Task to complete: Using the data below, copy every line that contains the word "Beds".

Start of Exercise materials

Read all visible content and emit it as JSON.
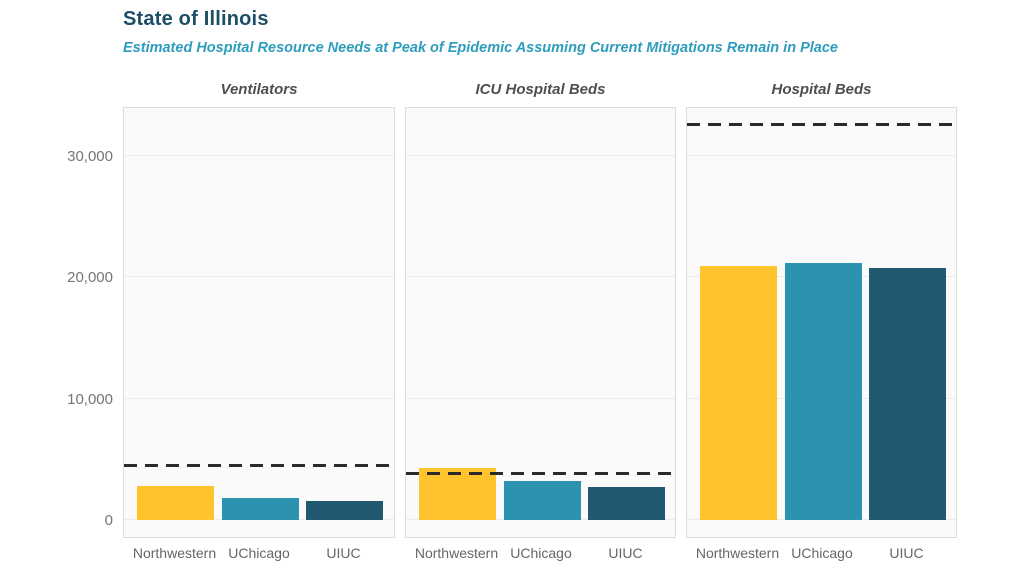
{
  "chart_data": {
    "type": "bar",
    "title": "State of Illinois",
    "subtitle": "Estimated Hospital Resource Needs at Peak of Epidemic Assuming Current Mitigations Remain in Place",
    "categories": [
      "Northwestern",
      "UChicago",
      "UIUC"
    ],
    "bar_colors": [
      "#FFC42D",
      "#2B93AF",
      "#215970"
    ],
    "capacity_line_color": "#2B2B2B",
    "grid": true,
    "legend_position": "none",
    "y_axis": {
      "max": 34130,
      "ticks": [
        {
          "label": "0",
          "value": 0
        },
        {
          "label": "10,000",
          "value": 10000
        },
        {
          "label": "20,000",
          "value": 20000
        },
        {
          "label": "30,000",
          "value": 30000
        }
      ]
    },
    "panels": [
      {
        "title": "Ventilators",
        "values": [
          2800,
          1850,
          1600
        ],
        "capacity": 4500
      },
      {
        "title": "ICU Hospital Beds",
        "values": [
          4300,
          3200,
          2750
        ],
        "capacity": 3800
      },
      {
        "title": "Hospital Beds",
        "values": [
          20900,
          21200,
          20800
        ],
        "capacity": 32600
      }
    ]
  }
}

End of Exercise materials

Answer to the exercise:
        "title": "ICU Hospital Beds",
        "title": "Hospital Beds",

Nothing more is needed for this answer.